# start of Records to process

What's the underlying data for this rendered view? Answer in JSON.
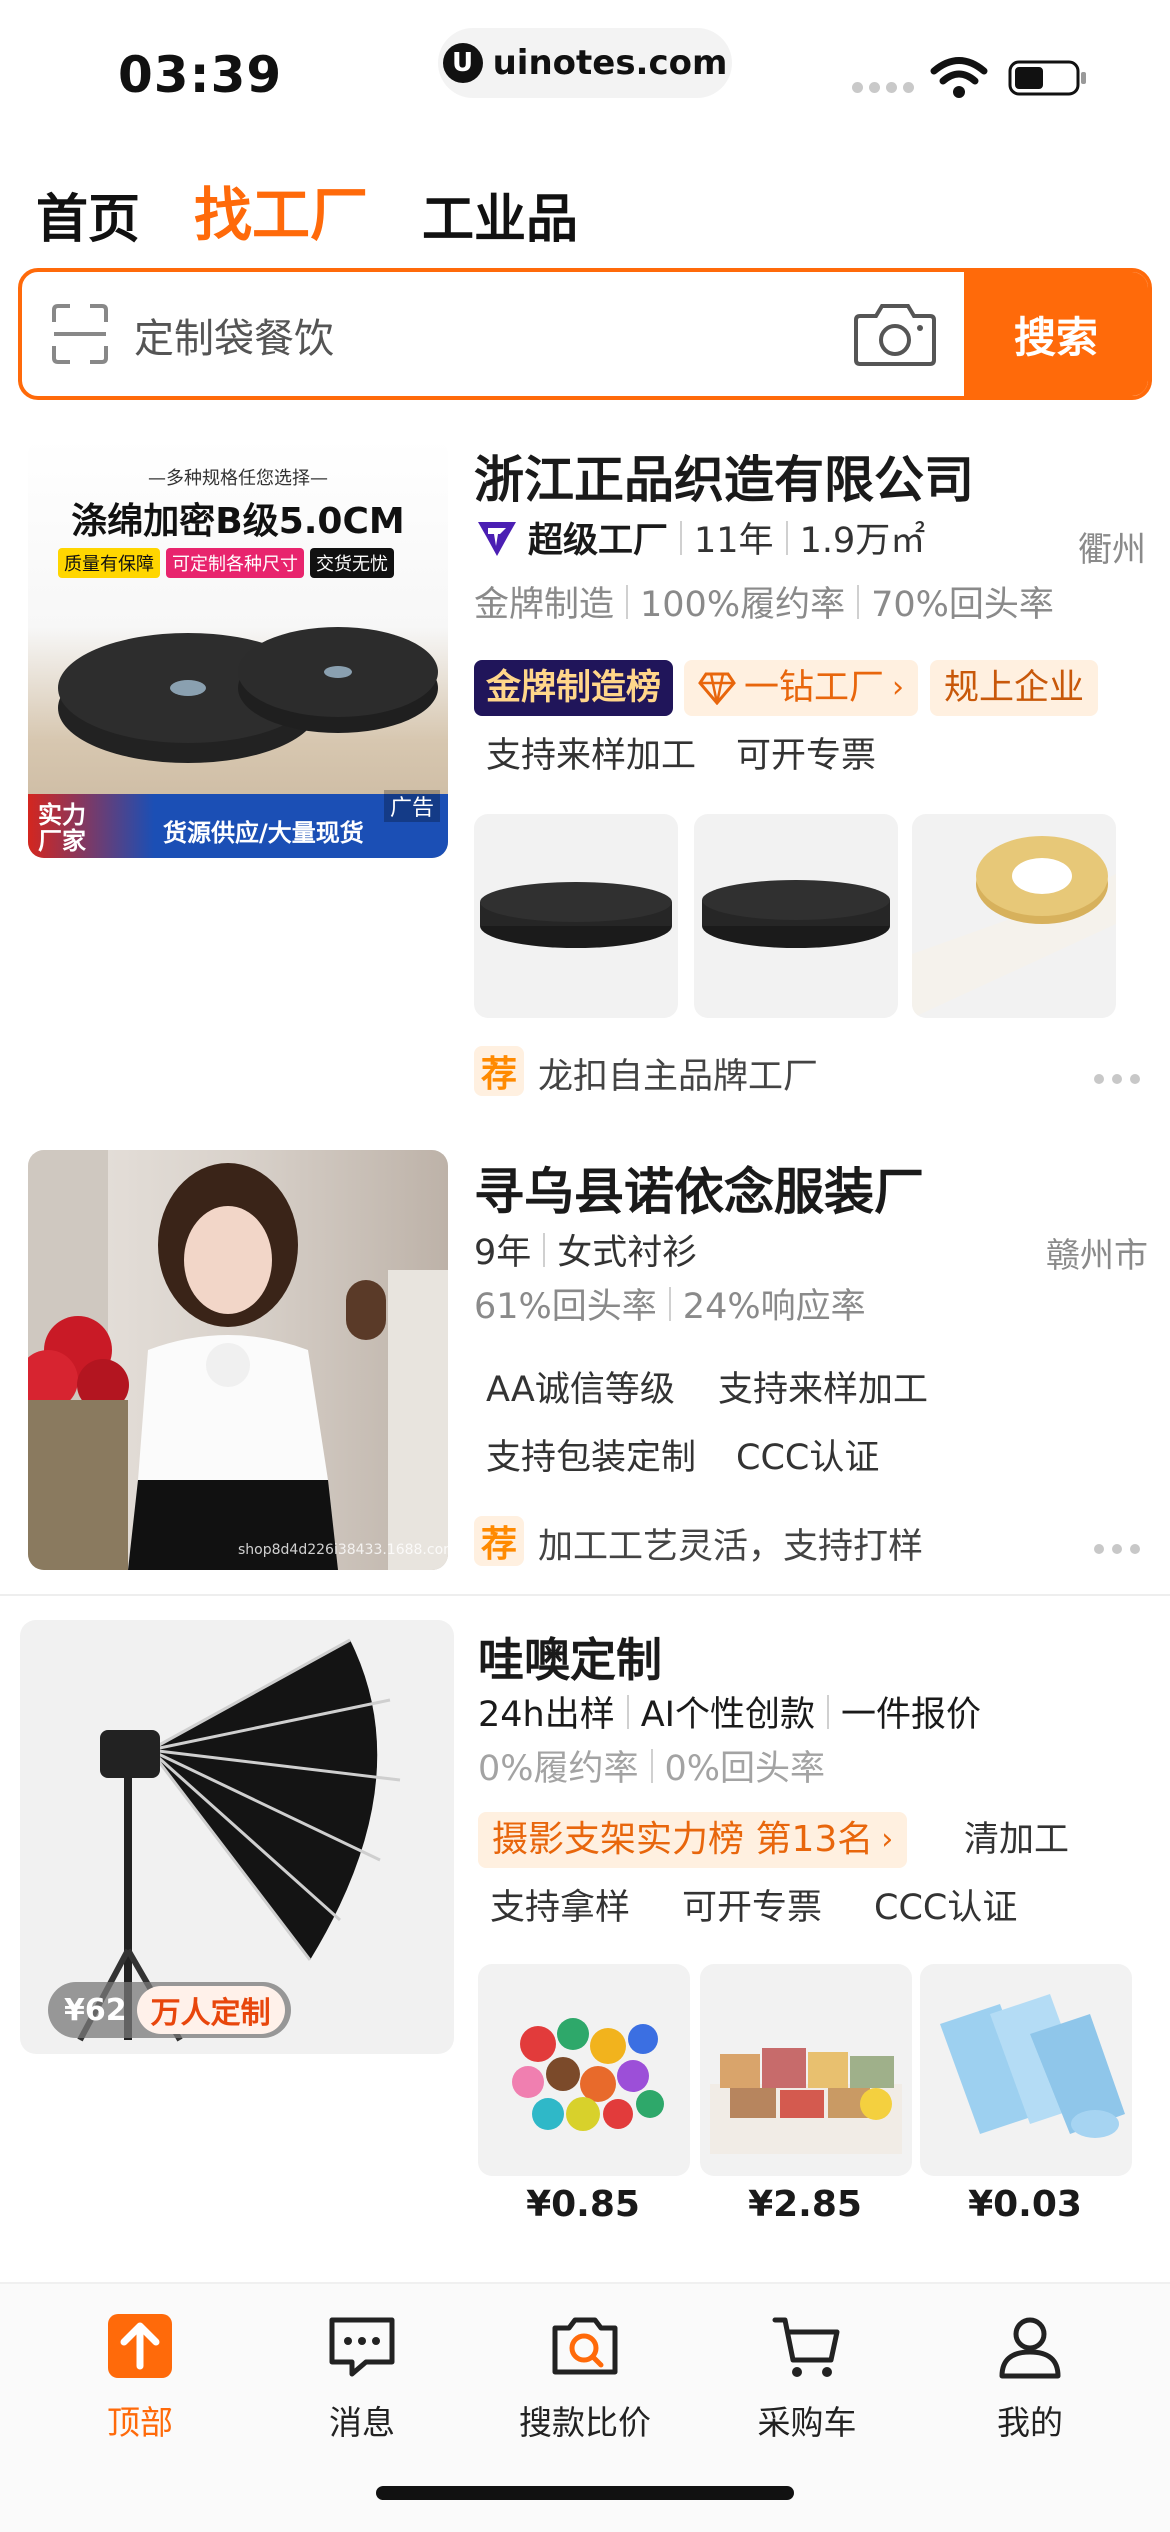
{
  "status_bar": {
    "time": "03:39",
    "url": "uinotes.com"
  },
  "tabs": [
    {
      "label": "首页",
      "active": false
    },
    {
      "label": "找工厂",
      "active": true
    },
    {
      "label": "工业品",
      "active": false
    }
  ],
  "search": {
    "placeholder": "定制袋餐饮",
    "button": "搜索"
  },
  "cards": [
    {
      "title": "浙江正品织造有限公司",
      "image_text": {
        "top": "—多种规格任您选择—",
        "headline": "涤绵加密B级5.0CM",
        "badge1": "质量有保障",
        "badge2": "可定制各种尺寸",
        "badge3": "交货无忧",
        "bottom_brand": "实力厂家",
        "bottom_text": "货源供应/大量现货",
        "ad": "广告"
      },
      "meta": {
        "level": "超级工厂",
        "years": "11年",
        "area": "1.9万㎡",
        "location": "衢州"
      },
      "stats": [
        "金牌制造",
        "100%履约率",
        "70%回头率"
      ],
      "rank_tag": "金牌制造榜",
      "diamond_tag": "一钻工厂",
      "enterprise_tag": "规上企业",
      "tags": [
        "支持来样加工",
        "可开专票"
      ],
      "recommend": {
        "icon": "荐",
        "text": "龙扣自主品牌工厂"
      }
    },
    {
      "title": "寻乌县诺依念服装厂",
      "meta": {
        "years": "9年",
        "category": "女式衬衫",
        "location": "赣州市"
      },
      "stats": [
        "61%回头率",
        "24%响应率"
      ],
      "tags": [
        "AA诚信等级",
        "支持来样加工",
        "支持包装定制",
        "CCC认证"
      ],
      "image_text": {
        "watermark": "shop8d4d226i38433.1688.com"
      },
      "recommend": {
        "icon": "荐",
        "text": "加工工艺灵活，支持打样"
      }
    },
    {
      "title": "哇噢定制",
      "meta": [
        "24h出样",
        "AI个性创款",
        "一件报价"
      ],
      "stats": [
        "0%履约率",
        "0%回头率"
      ],
      "rank_tag": "摄影支架实力榜 第13名",
      "tags": [
        "清加工",
        "支持拿样",
        "可开专票",
        "CCC认证"
      ],
      "thumb_badge": {
        "price": "¥62",
        "label": "万人定制"
      },
      "products": [
        {
          "price": "¥0.85",
          "image": "colorful-figurines"
        },
        {
          "price": "¥2.85",
          "image": "gift-boxes"
        },
        {
          "price": "¥0.03",
          "image": "blue-mailer-bags"
        }
      ]
    }
  ],
  "bottom_nav": [
    {
      "label": "顶部",
      "icon": "arrow-up-icon",
      "active": true
    },
    {
      "label": "消息",
      "icon": "message-icon",
      "active": false
    },
    {
      "label": "搜款比价",
      "icon": "camera-search-icon",
      "active": false
    },
    {
      "label": "采购车",
      "icon": "cart-icon",
      "active": false
    },
    {
      "label": "我的",
      "icon": "profile-icon",
      "active": false
    }
  ],
  "colors": {
    "accent": "#ff6a0a",
    "gold_tag_bg": "#20155a"
  }
}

# end of Records to process

• [Instruction]: Copy each line exactly, and leave the pictures out of your copy.

• [Solution for this task]:
What's the underlying data for this rendered view? Answer in JSON.
{
  "status_bar": {
    "time": "03:39",
    "url": "uinotes.com"
  },
  "tabs": [
    {
      "label": "首页",
      "active": false
    },
    {
      "label": "找工厂",
      "active": true
    },
    {
      "label": "工业品",
      "active": false
    }
  ],
  "search": {
    "placeholder": "定制袋餐饮",
    "button": "搜索"
  },
  "cards": [
    {
      "title": "浙江正品织造有限公司",
      "image_text": {
        "top": "—多种规格任您选择—",
        "headline": "涤绵加密B级5.0CM",
        "badge1": "质量有保障",
        "badge2": "可定制各种尺寸",
        "badge3": "交货无忧",
        "bottom_brand": "实力厂家",
        "bottom_text": "货源供应/大量现货",
        "ad": "广告"
      },
      "meta": {
        "level": "超级工厂",
        "years": "11年",
        "area": "1.9万㎡",
        "location": "衢州"
      },
      "stats": [
        "金牌制造",
        "100%履约率",
        "70%回头率"
      ],
      "rank_tag": "金牌制造榜",
      "diamond_tag": "一钻工厂",
      "enterprise_tag": "规上企业",
      "tags": [
        "支持来样加工",
        "可开专票"
      ],
      "recommend": {
        "icon": "荐",
        "text": "龙扣自主品牌工厂"
      }
    },
    {
      "title": "寻乌县诺依念服装厂",
      "meta": {
        "years": "9年",
        "category": "女式衬衫",
        "location": "赣州市"
      },
      "stats": [
        "61%回头率",
        "24%响应率"
      ],
      "tags": [
        "AA诚信等级",
        "支持来样加工",
        "支持包装定制",
        "CCC认证"
      ],
      "image_text": {
        "watermark": "shop8d4d226i38433.1688.com"
      },
      "recommend": {
        "icon": "荐",
        "text": "加工工艺灵活，支持打样"
      }
    },
    {
      "title": "哇噢定制",
      "meta": [
        "24h出样",
        "AI个性创款",
        "一件报价"
      ],
      "stats": [
        "0%履约率",
        "0%回头率"
      ],
      "rank_tag": "摄影支架实力榜 第13名",
      "tags": [
        "清加工",
        "支持拿样",
        "可开专票",
        "CCC认证"
      ],
      "thumb_badge": {
        "price": "¥62",
        "label": "万人定制"
      },
      "products": [
        {
          "price": "¥0.85",
          "image": "colorful-figurines"
        },
        {
          "price": "¥2.85",
          "image": "gift-boxes"
        },
        {
          "price": "¥0.03",
          "image": "blue-mailer-bags"
        }
      ]
    }
  ],
  "bottom_nav": [
    {
      "label": "顶部",
      "icon": "arrow-up-icon",
      "active": true
    },
    {
      "label": "消息",
      "icon": "message-icon",
      "active": false
    },
    {
      "label": "搜款比价",
      "icon": "camera-search-icon",
      "active": false
    },
    {
      "label": "采购车",
      "icon": "cart-icon",
      "active": false
    },
    {
      "label": "我的",
      "icon": "profile-icon",
      "active": false
    }
  ],
  "colors": {
    "accent": "#ff6a0a",
    "gold_tag_bg": "#20155a"
  }
}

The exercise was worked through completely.